## [WHAT IS ASKED]
Take each line containing "University" and report it exactly as written.

## [STORED ROWS]

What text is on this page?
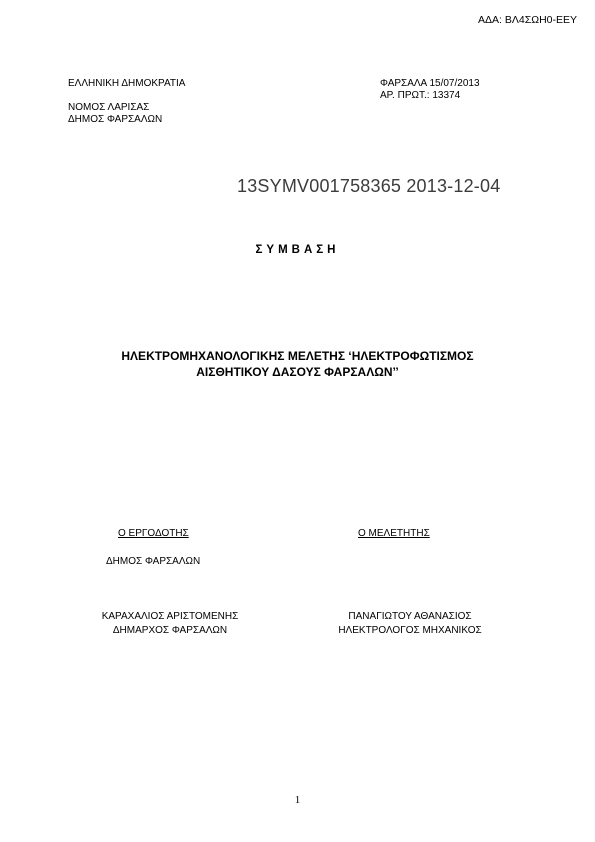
ΑΔΑ: ΒΛ4ΣΩΗ0-ΕΕΥ
ΕΛΛΗΝΙΚΗ ΔΗΜΟΚΡΑΤΙΑ
ΝΟΜΟΣ ΛΑΡΙΣΑΣ
ΔΗΜΟΣ ΦΑΡΣΑΛΩΝ
ΦΑΡΣΑΛΑ 15/07/2013
ΑΡ. ΠΡΩΤ.: 13374
13SYMV001758365 2013-12-04
ΣΥΜΒΑΣΗ
ΗΛΕΚΤΡΟΜΗΧΑΝΟΛΟΓΙΚΗΣ ΜΕΛΕΤΗΣ ‘ΗΛΕΚΤΡΟΦΩΤΙΣΜΟΣ
ΑΙΣΘΗΤΙΚΟΥ ΔΑΣΟΥΣ ΦΑΡΣΑΛΩΝ’’
Ο ΕΡΓΟΔΟΤΗΣ	Ο ΜΕΛΕΤΗΤΗΣ
ΔΗΜΟΣ ΦΑΡΣΑΛΩΝ
ΚΑΡΑΧΑΛΙΟΣ ΑΡΙΣΤΟΜΕΝΗΣ
ΔΗΜΑΡΧΟΣ ΦΑΡΣΑΛΩΝ
ΠΑΝΑΓΙΩΤΟΥ ΑΘΑΝΑΣΙΟΣ
ΗΛΕΚΤΡΟΛΟΓΟΣ ΜΗΧΑΝΙΚΟΣ
1
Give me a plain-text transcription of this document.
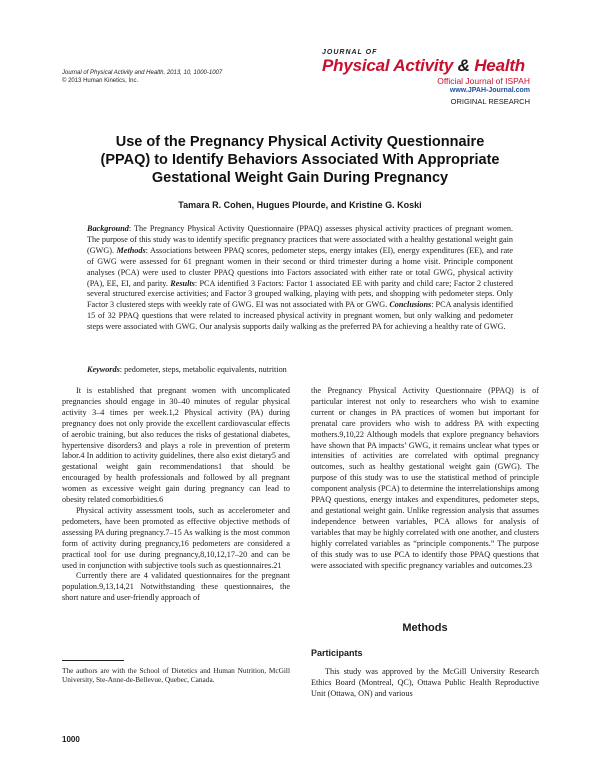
Journal of Physical Activity and Health, 2013, 10, 1000-1007
© 2013 Human Kinetics, Inc.
JOURNAL OF
Physical Activity & Health
Official Journal of ISPAH
www.JPAH-Journal.com
ORIGINAL RESEARCH
Use of the Pregnancy Physical Activity Questionnaire
(PPAQ) to Identify Behaviors Associated With Appropriate
Gestational Weight Gain During Pregnancy
Tamara R. Cohen, Hugues Plourde, and Kristine G. Koski

Background: The Pregnancy Physical Activity Questionnaire (PPAQ) assesses physical activity practices of pregnant women. The purpose of this study was to identify specific pregnancy practices that were associated with a healthy gestational weight gain (GWG). Methods: Associations between PPAQ scores, pedometer steps, energy intakes (EI), energy expenditures (EE), and rate of GWG were assessed for 61 pregnant women in their second or third trimester during a home visit. Principle component analyses (PCA) were used to cluster PPAQ questions into Factors associated with either rate or total GWG, physical activity (PA), EE, EI, and parity. Results: PCA identified 3 Factors: Factor 1 associated EE with parity and child care; Factor 2 clustered several structured exercise activities; and Factor 3 grouped walking, playing with pets, and shopping with pedometer steps. Only Factor 3 clustered steps with weekly rate of GWG. EI was not associated with PA or GWG. Conclusions: PCA analysis identified 15 of 32 PPAQ questions that were related to increased physical activity in pregnant women, but only walking and pedometer steps were associated with GWG. Our analysis supports daily walking as the preferred PA for achieving a healthy rate of GWG.

Keywords: pedometer, steps, metabolic equivalents, nutrition

It is established that pregnant women with uncomplicated pregnancies should engage in 30–40 minutes of regular physical activity 3–4 times per week.1,2 Physical activity (PA) during pregnancy does not only provide the excellent cardiovascular effects of aerobic training, but also reduces the risks of gestational diabetes, hypertensive disorders3 and plays a role in prevention of preterm labor.4 In addition to activity guidelines, there also exist dietary5 and gestational weight gain recommendations1 that should be encouraged by health professionals and followed by all pregnant women as excessive weight gain during pregnancy can lead to obesity related comorbidities.6

Physical activity assessment tools, such as accelerometer and pedometers, have been promoted as effective objective methods of assessing PA during pregnancy.7–15 As walking is the most common form of activity during pregnancy,16 pedometers are considered a practical tool for use during pregnancy,8,10,12,17–20 and can be used in conjunction with subjective tools such as questionnaires.21

Currently there are 4 validated questionnaires for the pregnant population.9,13,14,21 Notwithstanding these questionnaires, the short nature and user-friendly approach of

The authors are with the School of Dietetics and Human Nutrition, McGill University, Ste-Anne-de-Bellevue, Quebec, Canada.

the Pregnancy Physical Activity Questionnaire (PPAQ) is of particular interest not only to researchers who wish to examine current or changes in PA practices of women but important for prenatal care providers who wish to address PA with expecting mothers.9,10,22 Although models that explore pregnancy behaviors have shown that PA impacts’ GWG, it remains unclear what types or intensities of activities are correlated with optimal pregnancy outcomes, such as healthy gestational weight gain (GWG). The purpose of this study was to use the statistical method of principle component analysis (PCA) to determine the interrelationships among PPAQ questions, energy intakes and expenditures, pedometer steps, and gestational weight gain. Unlike regression analysis that assumes independence between variables, PCA allows for analysis of variables that may be highly correlated with one another, and clusters highly correlated variables as “principle components.” The purpose of this study was to use PCA to identify those PPAQ questions that were associated with specific pregnancy variables and outcomes.23

Methods
Participants

This study was approved by the McGill University Research Ethics Board (Montreal, QC), Ottawa Public Health Reproductive Unit (Ottawa, ON) and various

1000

## [EXPECTED ANSWER]
The authors are with the School of Dietetics and Human Nutrition, McGill University, Ste-Anne-de-Bellevue, Quebec, Canada.
This study was approved by the McGill University Research Ethics Board (Montreal, QC), Ottawa Public Health Reproductive Unit (Ottawa, ON) and various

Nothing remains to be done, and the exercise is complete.